Would you write out all of the records that follow, exactly as they stand?

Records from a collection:
=======

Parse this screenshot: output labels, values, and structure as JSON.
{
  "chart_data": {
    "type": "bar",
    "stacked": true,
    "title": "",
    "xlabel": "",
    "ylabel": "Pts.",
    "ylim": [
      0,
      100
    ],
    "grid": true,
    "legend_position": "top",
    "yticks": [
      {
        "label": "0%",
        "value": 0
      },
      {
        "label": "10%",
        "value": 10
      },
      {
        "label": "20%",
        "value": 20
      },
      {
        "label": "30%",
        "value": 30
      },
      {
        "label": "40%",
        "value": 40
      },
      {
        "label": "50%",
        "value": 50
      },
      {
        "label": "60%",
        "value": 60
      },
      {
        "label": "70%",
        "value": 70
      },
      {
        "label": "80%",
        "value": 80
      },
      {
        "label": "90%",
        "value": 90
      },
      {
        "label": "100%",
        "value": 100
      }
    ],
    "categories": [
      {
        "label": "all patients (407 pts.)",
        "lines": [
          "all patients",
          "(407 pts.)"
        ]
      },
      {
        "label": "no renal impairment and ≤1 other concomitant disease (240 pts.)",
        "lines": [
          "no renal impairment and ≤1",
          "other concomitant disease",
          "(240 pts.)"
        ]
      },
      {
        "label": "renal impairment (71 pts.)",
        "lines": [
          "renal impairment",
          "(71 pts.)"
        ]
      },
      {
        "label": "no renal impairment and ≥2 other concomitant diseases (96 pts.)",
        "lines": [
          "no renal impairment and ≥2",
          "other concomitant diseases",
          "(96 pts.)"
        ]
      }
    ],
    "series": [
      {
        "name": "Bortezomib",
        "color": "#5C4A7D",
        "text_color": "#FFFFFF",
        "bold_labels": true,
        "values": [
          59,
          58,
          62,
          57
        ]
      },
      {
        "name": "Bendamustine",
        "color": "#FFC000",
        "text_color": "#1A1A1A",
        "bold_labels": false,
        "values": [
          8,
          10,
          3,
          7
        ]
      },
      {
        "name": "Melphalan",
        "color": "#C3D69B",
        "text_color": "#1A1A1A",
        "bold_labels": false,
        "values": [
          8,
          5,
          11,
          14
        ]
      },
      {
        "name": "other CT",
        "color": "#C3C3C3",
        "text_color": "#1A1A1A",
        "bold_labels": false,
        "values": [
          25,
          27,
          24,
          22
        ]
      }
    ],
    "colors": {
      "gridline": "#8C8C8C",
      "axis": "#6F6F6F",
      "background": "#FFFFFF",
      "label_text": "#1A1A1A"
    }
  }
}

=======

Task solution:
Parse this screenshot: output labels, values, and structure as JSON.
{
  "chart_data": {
    "type": "bar",
    "stacked": true,
    "title": "",
    "xlabel": "",
    "ylabel": "Pts.",
    "ylim": [
      0,
      100
    ],
    "grid": true,
    "legend_position": "top",
    "yticks": [
      {
        "label": "0%",
        "value": 0
      },
      {
        "label": "10%",
        "value": 10
      },
      {
        "label": "20%",
        "value": 20
      },
      {
        "label": "30%",
        "value": 30
      },
      {
        "label": "40%",
        "value": 40
      },
      {
        "label": "50%",
        "value": 50
      },
      {
        "label": "60%",
        "value": 60
      },
      {
        "label": "70%",
        "value": 70
      },
      {
        "label": "80%",
        "value": 80
      },
      {
        "label": "90%",
        "value": 90
      },
      {
        "label": "100%",
        "value": 100
      }
    ],
    "categories": [
      {
        "label": "all patients (407 pts.)",
        "lines": [
          "all patients",
          "(407 pts.)"
        ]
      },
      {
        "label": "no renal impairment and ≤1 other concomitant disease (240 pts.)",
        "lines": [
          "no renal impairment and ≤1",
          "other concomitant disease",
          "(240 pts.)"
        ]
      },
      {
        "label": "renal impairment (71 pts.)",
        "lines": [
          "renal impairment",
          "(71 pts.)"
        ]
      },
      {
        "label": "no renal impairment and ≥2 other concomitant diseases (96 pts.)",
        "lines": [
          "no renal impairment and ≥2",
          "other concomitant diseases",
          "(96 pts.)"
        ]
      }
    ],
    "series": [
      {
        "name": "Bortezomib",
        "color": "#5C4A7D",
        "text_color": "#FFFFFF",
        "bold_labels": true,
        "values": [
          59,
          58,
          62,
          57
        ]
      },
      {
        "name": "Bendamustine",
        "color": "#FFC000",
        "text_color": "#1A1A1A",
        "bold_labels": false,
        "values": [
          8,
          10,
          3,
          7
        ]
      },
      {
        "name": "Melphalan",
        "color": "#C3D69B",
        "text_color": "#1A1A1A",
        "bold_labels": false,
        "values": [
          8,
          5,
          11,
          14
        ]
      },
      {
        "name": "other CT",
        "color": "#C3C3C3",
        "text_color": "#1A1A1A",
        "bold_labels": false,
        "values": [
          25,
          27,
          24,
          22
        ]
      }
    ],
    "colors": {
      "gridline": "#8C8C8C",
      "axis": "#6F6F6F",
      "background": "#FFFFFF",
      "label_text": "#1A1A1A"
    }
  }
}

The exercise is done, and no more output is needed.